__What to produce__: Take the entries below and reproduce them word for word.

__Data supplied__:
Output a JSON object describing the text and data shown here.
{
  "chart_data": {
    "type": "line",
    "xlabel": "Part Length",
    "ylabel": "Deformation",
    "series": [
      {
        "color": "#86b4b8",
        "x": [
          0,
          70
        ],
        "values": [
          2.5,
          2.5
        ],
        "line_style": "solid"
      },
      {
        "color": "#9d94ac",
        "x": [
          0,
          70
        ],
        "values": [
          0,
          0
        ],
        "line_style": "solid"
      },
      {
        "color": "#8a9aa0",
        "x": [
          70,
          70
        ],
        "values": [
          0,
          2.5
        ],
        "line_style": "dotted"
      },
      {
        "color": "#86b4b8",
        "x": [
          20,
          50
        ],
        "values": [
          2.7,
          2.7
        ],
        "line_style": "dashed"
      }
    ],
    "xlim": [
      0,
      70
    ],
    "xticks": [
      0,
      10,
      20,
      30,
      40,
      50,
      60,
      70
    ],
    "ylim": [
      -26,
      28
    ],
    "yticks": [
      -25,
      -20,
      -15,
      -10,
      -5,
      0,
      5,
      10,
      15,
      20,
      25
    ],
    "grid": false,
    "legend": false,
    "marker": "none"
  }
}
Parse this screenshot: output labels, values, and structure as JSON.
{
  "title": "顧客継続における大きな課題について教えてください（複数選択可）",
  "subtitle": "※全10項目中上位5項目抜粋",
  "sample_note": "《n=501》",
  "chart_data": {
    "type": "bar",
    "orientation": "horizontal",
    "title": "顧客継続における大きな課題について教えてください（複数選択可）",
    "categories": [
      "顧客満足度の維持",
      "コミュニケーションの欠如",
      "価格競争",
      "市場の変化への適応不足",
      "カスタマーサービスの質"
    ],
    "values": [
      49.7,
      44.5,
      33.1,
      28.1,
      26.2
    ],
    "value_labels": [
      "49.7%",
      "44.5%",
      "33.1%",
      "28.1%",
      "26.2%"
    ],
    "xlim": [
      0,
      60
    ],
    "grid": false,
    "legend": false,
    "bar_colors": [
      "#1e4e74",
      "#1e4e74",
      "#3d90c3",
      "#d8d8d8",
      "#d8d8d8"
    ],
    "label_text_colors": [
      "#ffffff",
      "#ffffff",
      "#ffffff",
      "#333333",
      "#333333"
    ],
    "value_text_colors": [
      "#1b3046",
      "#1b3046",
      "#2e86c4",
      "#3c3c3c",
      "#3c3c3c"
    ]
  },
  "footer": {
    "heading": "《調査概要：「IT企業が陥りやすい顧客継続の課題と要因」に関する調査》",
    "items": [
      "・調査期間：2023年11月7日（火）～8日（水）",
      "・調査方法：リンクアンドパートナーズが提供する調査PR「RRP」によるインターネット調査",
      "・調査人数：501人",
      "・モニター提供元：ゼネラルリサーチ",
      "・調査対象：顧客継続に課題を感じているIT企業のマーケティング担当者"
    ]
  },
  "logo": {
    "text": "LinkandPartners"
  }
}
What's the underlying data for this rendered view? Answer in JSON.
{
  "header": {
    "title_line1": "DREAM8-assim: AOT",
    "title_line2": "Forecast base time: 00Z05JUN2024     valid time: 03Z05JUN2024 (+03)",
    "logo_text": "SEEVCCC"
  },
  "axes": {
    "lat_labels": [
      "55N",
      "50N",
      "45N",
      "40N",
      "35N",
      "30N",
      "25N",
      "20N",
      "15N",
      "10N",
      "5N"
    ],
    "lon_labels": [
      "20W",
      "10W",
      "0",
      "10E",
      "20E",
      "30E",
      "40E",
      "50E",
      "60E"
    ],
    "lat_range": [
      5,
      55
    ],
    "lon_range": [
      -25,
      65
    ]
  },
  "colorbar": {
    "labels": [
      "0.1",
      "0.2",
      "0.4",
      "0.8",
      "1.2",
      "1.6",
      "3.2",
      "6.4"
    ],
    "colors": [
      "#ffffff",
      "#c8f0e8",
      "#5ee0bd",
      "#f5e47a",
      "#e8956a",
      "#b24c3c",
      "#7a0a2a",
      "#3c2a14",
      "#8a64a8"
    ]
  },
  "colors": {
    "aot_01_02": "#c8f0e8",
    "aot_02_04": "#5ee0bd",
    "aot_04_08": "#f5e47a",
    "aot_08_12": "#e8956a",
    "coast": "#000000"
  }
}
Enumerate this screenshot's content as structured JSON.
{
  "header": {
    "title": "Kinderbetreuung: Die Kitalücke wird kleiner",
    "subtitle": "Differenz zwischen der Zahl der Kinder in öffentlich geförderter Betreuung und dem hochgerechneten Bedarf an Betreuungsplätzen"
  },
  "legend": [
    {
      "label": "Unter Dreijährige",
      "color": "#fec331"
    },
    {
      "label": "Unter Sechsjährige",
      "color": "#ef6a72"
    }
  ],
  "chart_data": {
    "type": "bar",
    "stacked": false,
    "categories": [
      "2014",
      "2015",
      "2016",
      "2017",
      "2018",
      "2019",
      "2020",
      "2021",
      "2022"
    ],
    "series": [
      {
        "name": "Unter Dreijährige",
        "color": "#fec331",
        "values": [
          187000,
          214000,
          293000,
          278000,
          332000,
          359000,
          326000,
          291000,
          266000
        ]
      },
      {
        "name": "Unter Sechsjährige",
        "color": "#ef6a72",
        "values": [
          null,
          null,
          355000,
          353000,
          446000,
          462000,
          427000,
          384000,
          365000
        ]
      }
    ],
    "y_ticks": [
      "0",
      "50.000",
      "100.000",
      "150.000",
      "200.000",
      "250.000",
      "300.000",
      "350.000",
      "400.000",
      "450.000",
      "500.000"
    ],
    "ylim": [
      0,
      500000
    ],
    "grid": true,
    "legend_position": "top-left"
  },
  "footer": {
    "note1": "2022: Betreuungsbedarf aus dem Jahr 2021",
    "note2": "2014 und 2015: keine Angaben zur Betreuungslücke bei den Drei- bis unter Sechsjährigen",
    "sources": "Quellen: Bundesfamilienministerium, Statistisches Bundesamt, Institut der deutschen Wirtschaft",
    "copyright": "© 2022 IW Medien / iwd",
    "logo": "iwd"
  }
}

__Answer to this exercise__:
Output a JSON object describing the text and data shown here.
{
  "chart_data": {
    "type": "line",
    "xlabel": "Part Length",
    "ylabel": "Deformation",
    "series": [
      {
        "color": "#86b4b8",
        "x": [
          0,
          70
        ],
        "values": [
          2.5,
          2.5
        ],
        "line_style": "solid"
      },
      {
        "color": "#9d94ac",
        "x": [
          0,
          70
        ],
        "values": [
          0,
          0
        ],
        "line_style": "solid"
      },
      {
        "color": "#8a9aa0",
        "x": [
          70,
          70
        ],
        "values": [
          0,
          2.5
        ],
        "line_style": "dotted"
      },
      {
        "color": "#86b4b8",
        "x": [
          20,
          50
        ],
        "values": [
          2.7,
          2.7
        ],
        "line_style": "dashed"
      }
    ],
    "xlim": [
      0,
      70
    ],
    "xticks": [
      0,
      10,
      20,
      30,
      40,
      50,
      60,
      70
    ],
    "ylim": [
      -26,
      28
    ],
    "yticks": [
      -25,
      -20,
      -15,
      -10,
      -5,
      0,
      5,
      10,
      15,
      20,
      25
    ],
    "grid": false,
    "legend": false,
    "marker": "none"
  }
}
Parse this screenshot: output labels, values, and structure as JSON.
{
  "title": "顧客継続における大きな課題について教えてください（複数選択可）",
  "subtitle": "※全10項目中上位5項目抜粋",
  "sample_note": "《n=501》",
  "chart_data": {
    "type": "bar",
    "orientation": "horizontal",
    "title": "顧客継続における大きな課題について教えてください（複数選択可）",
    "categories": [
      "顧客満足度の維持",
      "コミュニケーションの欠如",
      "価格競争",
      "市場の変化への適応不足",
      "カスタマーサービスの質"
    ],
    "values": [
      49.7,
      44.5,
      33.1,
      28.1,
      26.2
    ],
    "value_labels": [
      "49.7%",
      "44.5%",
      "33.1%",
      "28.1%",
      "26.2%"
    ],
    "xlim": [
      0,
      60
    ],
    "grid": false,
    "legend": false,
    "bar_colors": [
      "#1e4e74",
      "#1e4e74",
      "#3d90c3",
      "#d8d8d8",
      "#d8d8d8"
    ],
    "label_text_colors": [
      "#ffffff",
      "#ffffff",
      "#ffffff",
      "#333333",
      "#333333"
    ],
    "value_text_colors": [
      "#1b3046",
      "#1b3046",
      "#2e86c4",
      "#3c3c3c",
      "#3c3c3c"
    ]
  },
  "footer": {
    "heading": "《調査概要：「IT企業が陥りやすい顧客継続の課題と要因」に関する調査》",
    "items": [
      "・調査期間：2023年11月7日（火）～8日（水）",
      "・調査方法：リンクアンドパートナーズが提供する調査PR「RRP」によるインターネット調査",
      "・調査人数：501人",
      "・モニター提供元：ゼネラルリサーチ",
      "・調査対象：顧客継続に課題を感じているIT企業のマーケティング担当者"
    ]
  },
  "logo": {
    "text": "LinkandPartners"
  }
}
What's the underlying data for this rendered view? Answer in JSON.
{
  "header": {
    "title_line1": "DREAM8-assim: AOT",
    "title_line2": "Forecast base time: 00Z05JUN2024     valid time: 03Z05JUN2024 (+03)",
    "logo_text": "SEEVCCC"
  },
  "axes": {
    "lat_labels": [
      "55N",
      "50N",
      "45N",
      "40N",
      "35N",
      "30N",
      "25N",
      "20N",
      "15N",
      "10N",
      "5N"
    ],
    "lon_labels": [
      "20W",
      "10W",
      "0",
      "10E",
      "20E",
      "30E",
      "40E",
      "50E",
      "60E"
    ],
    "lat_range": [
      5,
      55
    ],
    "lon_range": [
      -25,
      65
    ]
  },
  "colorbar": {
    "labels": [
      "0.1",
      "0.2",
      "0.4",
      "0.8",
      "1.2",
      "1.6",
      "3.2",
      "6.4"
    ],
    "colors": [
      "#ffffff",
      "#c8f0e8",
      "#5ee0bd",
      "#f5e47a",
      "#e8956a",
      "#b24c3c",
      "#7a0a2a",
      "#3c2a14",
      "#8a64a8"
    ]
  },
  "colors": {
    "aot_01_02": "#c8f0e8",
    "aot_02_04": "#5ee0bd",
    "aot_04_08": "#f5e47a",
    "aot_08_12": "#e8956a",
    "coast": "#000000"
  }
}
Enumerate this screenshot's content as structured JSON.
{
  "header": {
    "title": "Kinderbetreuung: Die Kitalücke wird kleiner",
    "subtitle": "Differenz zwischen der Zahl der Kinder in öffentlich geförderter Betreuung und dem hochgerechneten Bedarf an Betreuungsplätzen"
  },
  "legend": [
    {
      "label": "Unter Dreijährige",
      "color": "#fec331"
    },
    {
      "label": "Unter Sechsjährige",
      "color": "#ef6a72"
    }
  ],
  "chart_data": {
    "type": "bar",
    "stacked": false,
    "categories": [
      "2014",
      "2015",
      "2016",
      "2017",
      "2018",
      "2019",
      "2020",
      "2021",
      "2022"
    ],
    "series": [
      {
        "name": "Unter Dreijährige",
        "color": "#fec331",
        "values": [
          187000,
          214000,
          293000,
          278000,
          332000,
          359000,
          326000,
          291000,
          266000
        ]
      },
      {
        "name": "Unter Sechsjährige",
        "color": "#ef6a72",
        "values": [
          null,
          null,
          355000,
          353000,
          446000,
          462000,
          427000,
          384000,
          365000
        ]
      }
    ],
    "y_ticks": [
      "0",
      "50.000",
      "100.000",
      "150.000",
      "200.000",
      "250.000",
      "300.000",
      "350.000",
      "400.000",
      "450.000",
      "500.000"
    ],
    "ylim": [
      0,
      500000
    ],
    "grid": true,
    "legend_position": "top-left"
  },
  "footer": {
    "note1": "2022: Betreuungsbedarf aus dem Jahr 2021",
    "note2": "2014 und 2015: keine Angaben zur Betreuungslücke bei den Drei- bis unter Sechsjährigen",
    "sources": "Quellen: Bundesfamilienministerium, Statistisches Bundesamt, Institut der deutschen Wirtschaft",
    "copyright": "© 2022 IW Medien / iwd",
    "logo": "iwd"
  }
}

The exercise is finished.